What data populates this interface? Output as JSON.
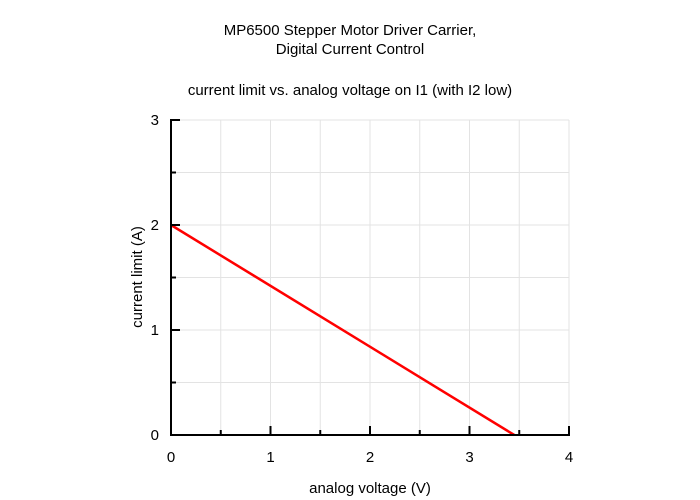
{
  "chart_data": {
    "type": "line",
    "title": [
      "MP6500 Stepper Motor Driver Carrier,",
      "Digital Current Control"
    ],
    "subtitle": "current limit vs. analog voltage on I1 (with I2 low)",
    "xlabel": "analog voltage (V)",
    "ylabel": "current limit (A)",
    "xlim": [
      0,
      4
    ],
    "ylim": [
      0,
      3
    ],
    "xticks": [
      "0",
      "1",
      "2",
      "3",
      "4"
    ],
    "yticks": [
      "0",
      "1",
      "2",
      "3"
    ],
    "grid": true,
    "grid_step": 0.5,
    "series": [
      {
        "name": "current limit",
        "color": "#ff0000",
        "x": [
          0,
          3.45
        ],
        "y": [
          2,
          0
        ]
      }
    ]
  }
}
▬▬▬▬▬▬
**REQUIREMENT:** Pictures appear in the records above. Output everything except them, exactly.

**FULL ANSWER:**
What data populates this interface? Output as JSON.
{
  "chart_data": {
    "type": "line",
    "title": [
      "MP6500 Stepper Motor Driver Carrier,",
      "Digital Current Control"
    ],
    "subtitle": "current limit vs. analog voltage on I1 (with I2 low)",
    "xlabel": "analog voltage (V)",
    "ylabel": "current limit (A)",
    "xlim": [
      0,
      4
    ],
    "ylim": [
      0,
      3
    ],
    "xticks": [
      "0",
      "1",
      "2",
      "3",
      "4"
    ],
    "yticks": [
      "0",
      "1",
      "2",
      "3"
    ],
    "grid": true,
    "grid_step": 0.5,
    "series": [
      {
        "name": "current limit",
        "color": "#ff0000",
        "x": [
          0,
          3.45
        ],
        "y": [
          2,
          0
        ]
      }
    ]
  }
}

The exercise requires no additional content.